#### [TO DO]
Write the data below out exactly as it stands. Do not include the pictures.

=== DATASET ROWS ===

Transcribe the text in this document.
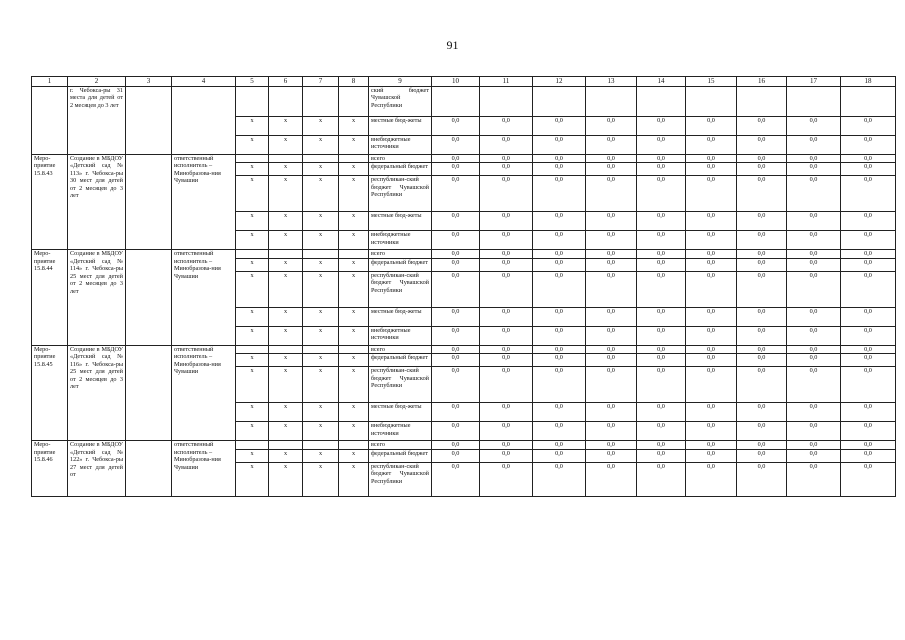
91
1	2	3	4	5	6	7	8	9	10	11	12	13	14	15	16	17	18
	г. Чебокса-ры 31 места для детей от 2 месяцев до 3 лет							ский бюджет Чувашской Республики									
				х	х	х	х	местные бюд-жеты	0,0	0,0	0,0	0,0	0,0	0,0	0,0	0,0	0,0
				х	х	х	х	внебюджетные источники	0,0	0,0	0,0	0,0	0,0	0,0	0,0	0,0	0,0
Меро-приятие 15.8.43	Создание в МБДОУ «Детский сад № 113» г. Чебокса-ры 30 мест для детей от 2 месяцев до 3 лет		ответственный исполнитель – Минобразова-ния Чувашии					всего	0,0	0,0	0,0	0,0	0,0	0,0	0,0	0,0	0,0
				х	х	х	х	федеральный бюджет	0,0	0,0	0,0	0,0	0,0	0,0	0,0	0,0	0,0
				х	х	х	х	республикан-ский бюджет Чувашской Республики	0,0	0,0	0,0	0,0	0,0	0,0	0,0	0,0	0,0
				х	х	х	х	местные бюд-жеты	0,0	0,0	0,0	0,0	0,0	0,0	0,0	0,0	0,0
				х	х	х	х	внебюджетные источники	0,0	0,0	0,0	0,0	0,0	0,0	0,0	0,0	0,0
Меро-приятие 15.8.44	Создание в МБДОУ «Детский сад № 114» г. Чебокса-ры 25 мест для детей от 2 месяцев до 3 лет		ответственный исполнитель – Минобразова-ния Чувашии					всего	0,0	0,0	0,0	0,0	0,0	0,0	0,0	0,0	0,0
				х	х	х	х	федеральный бюджет	0,0	0,0	0,0	0,0	0,0	0,0	0,0	0,0	0,0
				х	х	х	х	республикан-ский бюджет Чувашской Республики	0,0	0,0	0,0	0,0	0,0	0,0	0,0	0,0	0,0
				х	х	х	х	местные бюд-жеты	0,0	0,0	0,0	0,0	0,0	0,0	0,0	0,0	0,0
				х	х	х	х	внебюджетные источники	0,0	0,0	0,0	0,0	0,0	0,0	0,0	0,0	0,0
Меро-приятие 15.8.45	Создание в МБДОУ «Детский сад № 116» г. Чебокса-ры 25 мест для детей от 2 месяцев до 3 лет		ответственный исполнитель – Минобразова-ния Чувашии					всего	0,0	0,0	0,0	0,0	0,0	0,0	0,0	0,0	0,0
				х	х	х	х	федеральный бюджет	0,0	0,0	0,0	0,0	0,0	0,0	0,0	0,0	0,0
				х	х	х	х	республикан-ский бюджет Чувашской Республики	0,0	0,0	0,0	0,0	0,0	0,0	0,0	0,0	0,0
				х	х	х	х	местные бюд-жеты	0,0	0,0	0,0	0,0	0,0	0,0	0,0	0,0	0,0
				х	х	х	х	внебюджетные источники	0,0	0,0	0,0	0,0	0,0	0,0	0,0	0,0	0,0
Меро-приятие 15.8.46	Создание в МБДОУ «Детский сад № 122» г. Чебокса-ры 27 мест для детей от		ответственный исполнитель – Минобразова-ния Чувашии					всего	0,0	0,0	0,0	0,0	0,0	0,0	0,0	0,0	0,0
				х	х	х	х	федеральный бюджет	0,0	0,0	0,0	0,0	0,0	0,0	0,0	0,0	0,0
				х	х	х	х	республикан-ский бюджет Чувашской Республики	0,0	0,0	0,0	0,0	0,0	0,0	0,0	0,0	0,0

===

#### [PROBLEM SOLUTION]
Transcribe the text in this document.
91
1	2	3	4	5	6	7	8	9	10	11	12	13	14	15	16	17	18
	г. Чебокса-ры 31 места для детей от 2 месяцев до 3 лет							ский бюджет Чувашской Республики									
				х	х	х	х	местные бюд-жеты	0,0	0,0	0,0	0,0	0,0	0,0	0,0	0,0	0,0
				х	х	х	х	внебюджетные источники	0,0	0,0	0,0	0,0	0,0	0,0	0,0	0,0	0,0
Меро-приятие 15.8.43	Создание в МБДОУ «Детский сад № 113» г. Чебокса-ры 30 мест для детей от 2 месяцев до 3 лет		ответственный исполнитель – Минобразова-ния Чувашии					всего	0,0	0,0	0,0	0,0	0,0	0,0	0,0	0,0	0,0
				х	х	х	х	федеральный бюджет	0,0	0,0	0,0	0,0	0,0	0,0	0,0	0,0	0,0
				х	х	х	х	республикан-ский бюджет Чувашской Республики	0,0	0,0	0,0	0,0	0,0	0,0	0,0	0,0	0,0
				х	х	х	х	местные бюд-жеты	0,0	0,0	0,0	0,0	0,0	0,0	0,0	0,0	0,0
				х	х	х	х	внебюджетные источники	0,0	0,0	0,0	0,0	0,0	0,0	0,0	0,0	0,0
Меро-приятие 15.8.44	Создание в МБДОУ «Детский сад № 114» г. Чебокса-ры 25 мест для детей от 2 месяцев до 3 лет		ответственный исполнитель – Минобразова-ния Чувашии					всего	0,0	0,0	0,0	0,0	0,0	0,0	0,0	0,0	0,0
				х	х	х	х	федеральный бюджет	0,0	0,0	0,0	0,0	0,0	0,0	0,0	0,0	0,0
				х	х	х	х	республикан-ский бюджет Чувашской Республики	0,0	0,0	0,0	0,0	0,0	0,0	0,0	0,0	0,0
				х	х	х	х	местные бюд-жеты	0,0	0,0	0,0	0,0	0,0	0,0	0,0	0,0	0,0
				х	х	х	х	внебюджетные источники	0,0	0,0	0,0	0,0	0,0	0,0	0,0	0,0	0,0
Меро-приятие 15.8.45	Создание в МБДОУ «Детский сад № 116» г. Чебокса-ры 25 мест для детей от 2 месяцев до 3 лет		ответственный исполнитель – Минобразова-ния Чувашии					всего	0,0	0,0	0,0	0,0	0,0	0,0	0,0	0,0	0,0
				х	х	х	х	федеральный бюджет	0,0	0,0	0,0	0,0	0,0	0,0	0,0	0,0	0,0
				х	х	х	х	республикан-ский бюджет Чувашской Республики	0,0	0,0	0,0	0,0	0,0	0,0	0,0	0,0	0,0
				х	х	х	х	местные бюд-жеты	0,0	0,0	0,0	0,0	0,0	0,0	0,0	0,0	0,0
				х	х	х	х	внебюджетные источники	0,0	0,0	0,0	0,0	0,0	0,0	0,0	0,0	0,0
Меро-приятие 15.8.46	Создание в МБДОУ «Детский сад № 122» г. Чебокса-ры 27 мест для детей от		ответственный исполнитель – Минобразова-ния Чувашии					всего	0,0	0,0	0,0	0,0	0,0	0,0	0,0	0,0	0,0
				х	х	х	х	федеральный бюджет	0,0	0,0	0,0	0,0	0,0	0,0	0,0	0,0	0,0
				х	х	х	х	республикан-ский бюджет Чувашской Республики	0,0	0,0	0,0	0,0	0,0	0,0	0,0	0,0	0,0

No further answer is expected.